> **Problem to work on**
Pull every line with the word "человека" out of the entries below.

> **Data for processing**
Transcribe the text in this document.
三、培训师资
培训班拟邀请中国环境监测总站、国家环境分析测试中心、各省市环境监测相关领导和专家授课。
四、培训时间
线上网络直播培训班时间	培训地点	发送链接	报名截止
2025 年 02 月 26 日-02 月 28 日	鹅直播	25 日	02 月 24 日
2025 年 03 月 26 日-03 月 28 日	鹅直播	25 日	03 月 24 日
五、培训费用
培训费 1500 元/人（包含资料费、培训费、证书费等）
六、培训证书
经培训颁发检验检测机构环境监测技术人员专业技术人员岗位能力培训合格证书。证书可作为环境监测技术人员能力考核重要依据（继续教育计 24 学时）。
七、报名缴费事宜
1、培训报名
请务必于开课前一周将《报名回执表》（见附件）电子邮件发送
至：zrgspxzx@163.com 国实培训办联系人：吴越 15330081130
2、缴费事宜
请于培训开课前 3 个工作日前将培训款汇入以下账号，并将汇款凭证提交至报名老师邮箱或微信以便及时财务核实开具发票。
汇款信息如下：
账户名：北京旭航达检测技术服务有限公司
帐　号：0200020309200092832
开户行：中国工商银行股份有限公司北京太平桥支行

--

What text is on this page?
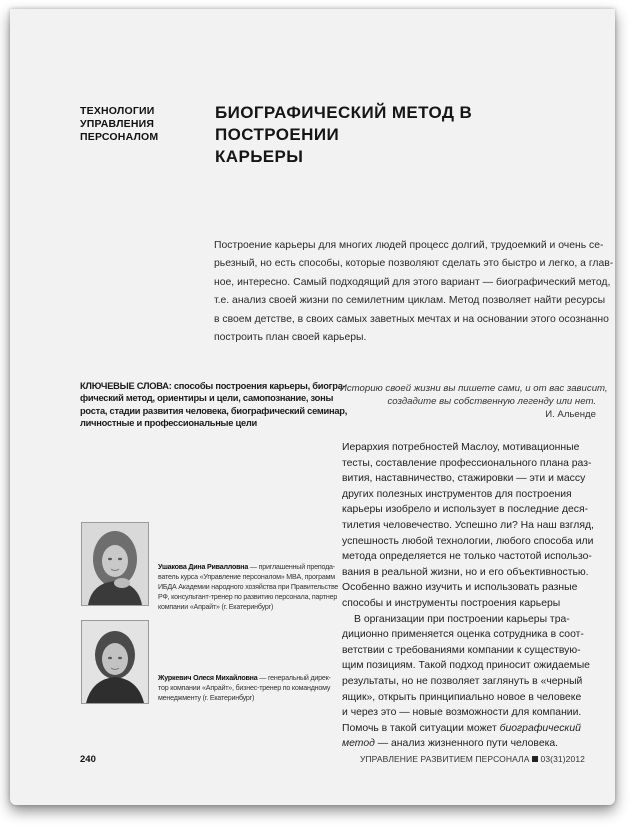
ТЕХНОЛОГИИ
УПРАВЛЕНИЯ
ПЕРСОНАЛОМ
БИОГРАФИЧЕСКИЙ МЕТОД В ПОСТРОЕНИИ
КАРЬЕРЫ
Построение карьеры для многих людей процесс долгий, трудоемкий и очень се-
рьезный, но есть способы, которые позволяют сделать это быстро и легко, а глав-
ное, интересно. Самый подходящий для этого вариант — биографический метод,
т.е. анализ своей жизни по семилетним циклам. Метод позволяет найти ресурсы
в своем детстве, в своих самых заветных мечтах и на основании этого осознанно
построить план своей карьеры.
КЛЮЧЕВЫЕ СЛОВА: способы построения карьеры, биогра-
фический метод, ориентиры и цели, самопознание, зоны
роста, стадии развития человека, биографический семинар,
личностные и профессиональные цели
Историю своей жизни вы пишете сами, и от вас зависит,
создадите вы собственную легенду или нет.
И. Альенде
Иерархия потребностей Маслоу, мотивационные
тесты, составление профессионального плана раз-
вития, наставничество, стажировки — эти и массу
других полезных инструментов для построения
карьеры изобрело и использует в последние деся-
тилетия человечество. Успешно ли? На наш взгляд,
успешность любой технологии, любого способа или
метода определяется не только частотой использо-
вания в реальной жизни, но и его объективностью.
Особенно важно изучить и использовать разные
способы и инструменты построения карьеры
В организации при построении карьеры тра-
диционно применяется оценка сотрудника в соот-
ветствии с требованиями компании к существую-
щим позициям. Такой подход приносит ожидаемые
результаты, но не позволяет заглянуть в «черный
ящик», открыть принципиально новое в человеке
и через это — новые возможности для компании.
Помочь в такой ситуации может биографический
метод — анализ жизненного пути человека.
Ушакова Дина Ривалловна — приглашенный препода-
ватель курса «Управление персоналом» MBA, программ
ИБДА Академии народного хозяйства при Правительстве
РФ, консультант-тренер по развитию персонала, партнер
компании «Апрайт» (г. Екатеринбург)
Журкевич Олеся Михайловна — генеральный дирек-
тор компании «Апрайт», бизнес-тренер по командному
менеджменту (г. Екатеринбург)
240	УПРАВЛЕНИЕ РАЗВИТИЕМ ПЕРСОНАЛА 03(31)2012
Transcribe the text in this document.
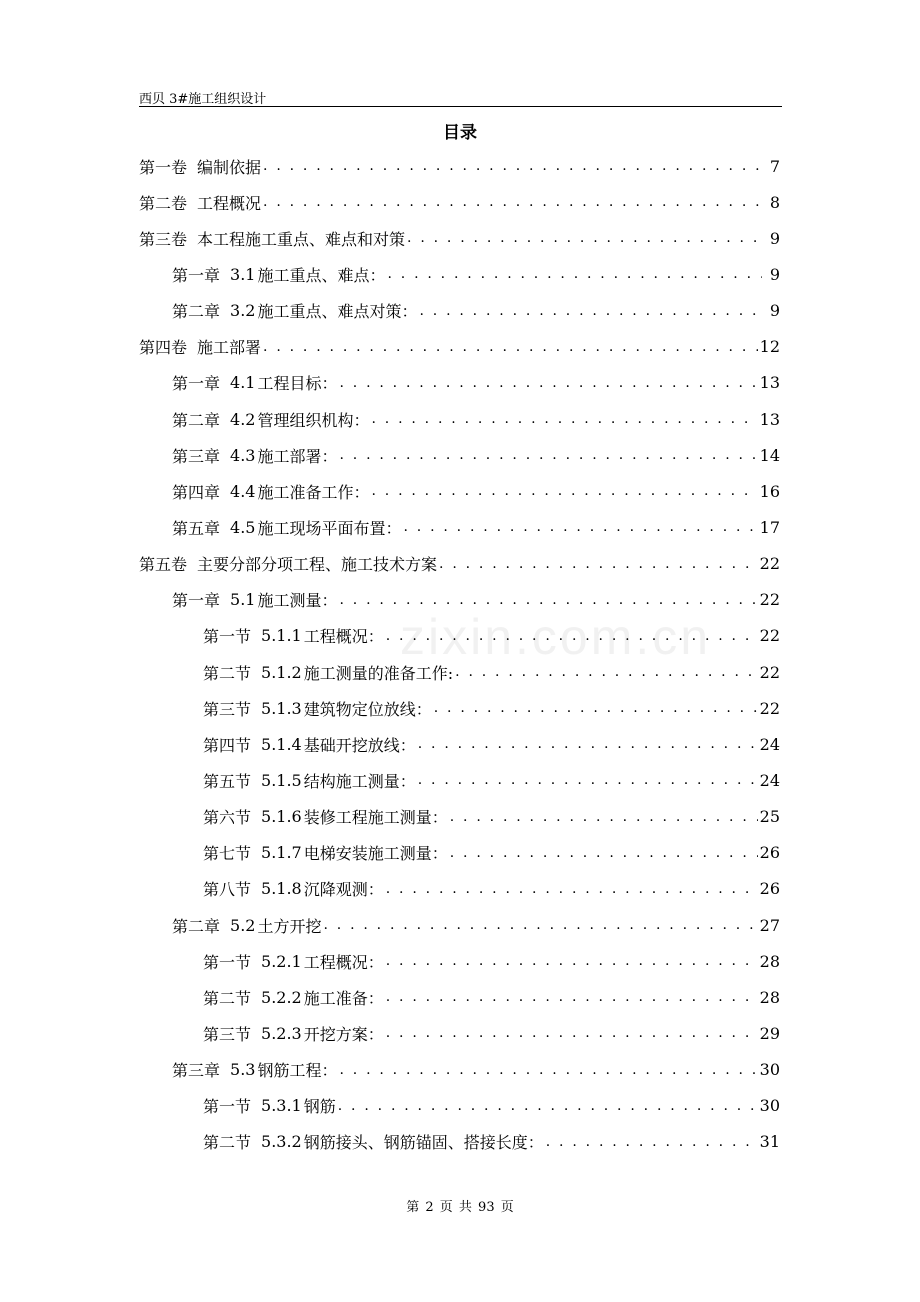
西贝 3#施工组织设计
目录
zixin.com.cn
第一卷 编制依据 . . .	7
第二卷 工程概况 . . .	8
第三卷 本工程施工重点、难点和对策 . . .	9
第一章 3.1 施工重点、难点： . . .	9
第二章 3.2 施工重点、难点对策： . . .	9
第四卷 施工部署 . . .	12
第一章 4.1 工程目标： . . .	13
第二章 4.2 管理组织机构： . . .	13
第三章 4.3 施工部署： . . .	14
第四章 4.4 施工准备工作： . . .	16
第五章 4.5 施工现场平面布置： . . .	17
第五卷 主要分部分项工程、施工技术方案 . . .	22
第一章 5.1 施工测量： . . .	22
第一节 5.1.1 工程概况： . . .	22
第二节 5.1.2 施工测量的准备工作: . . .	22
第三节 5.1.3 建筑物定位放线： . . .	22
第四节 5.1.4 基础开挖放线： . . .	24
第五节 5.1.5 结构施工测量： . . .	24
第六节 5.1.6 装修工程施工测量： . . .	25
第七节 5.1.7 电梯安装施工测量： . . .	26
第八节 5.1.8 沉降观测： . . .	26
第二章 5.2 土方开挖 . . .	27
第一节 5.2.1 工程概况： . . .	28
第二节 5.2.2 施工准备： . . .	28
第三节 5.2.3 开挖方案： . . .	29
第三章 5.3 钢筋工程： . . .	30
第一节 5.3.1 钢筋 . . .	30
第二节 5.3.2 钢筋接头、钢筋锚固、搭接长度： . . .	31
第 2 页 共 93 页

* * *

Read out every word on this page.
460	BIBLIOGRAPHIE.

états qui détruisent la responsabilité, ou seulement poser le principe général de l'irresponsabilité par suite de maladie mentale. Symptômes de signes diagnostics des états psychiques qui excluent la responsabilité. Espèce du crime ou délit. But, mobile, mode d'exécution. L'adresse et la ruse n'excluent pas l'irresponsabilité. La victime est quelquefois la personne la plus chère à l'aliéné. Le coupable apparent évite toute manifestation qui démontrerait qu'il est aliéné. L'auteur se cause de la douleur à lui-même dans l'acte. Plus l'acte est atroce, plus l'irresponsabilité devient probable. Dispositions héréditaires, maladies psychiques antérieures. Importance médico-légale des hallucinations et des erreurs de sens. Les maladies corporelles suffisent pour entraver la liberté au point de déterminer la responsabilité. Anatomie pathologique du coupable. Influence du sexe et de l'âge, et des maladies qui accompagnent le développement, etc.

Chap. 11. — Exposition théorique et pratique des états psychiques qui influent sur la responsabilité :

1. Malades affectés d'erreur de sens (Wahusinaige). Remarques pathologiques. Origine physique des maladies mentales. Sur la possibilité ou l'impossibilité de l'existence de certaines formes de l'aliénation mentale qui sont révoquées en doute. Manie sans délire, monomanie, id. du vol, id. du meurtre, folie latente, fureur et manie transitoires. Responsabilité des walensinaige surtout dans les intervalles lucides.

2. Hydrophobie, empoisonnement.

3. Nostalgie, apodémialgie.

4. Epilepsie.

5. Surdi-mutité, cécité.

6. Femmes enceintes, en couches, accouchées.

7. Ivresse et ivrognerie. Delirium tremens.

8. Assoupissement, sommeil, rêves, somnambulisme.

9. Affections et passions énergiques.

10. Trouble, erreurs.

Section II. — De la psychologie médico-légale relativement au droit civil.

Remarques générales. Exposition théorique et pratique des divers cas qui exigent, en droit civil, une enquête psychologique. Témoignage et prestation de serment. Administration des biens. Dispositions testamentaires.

> **Result of this exercise**
роста, стадии развития человека, биографический семинар,
метод — анализ жизненного пути человека.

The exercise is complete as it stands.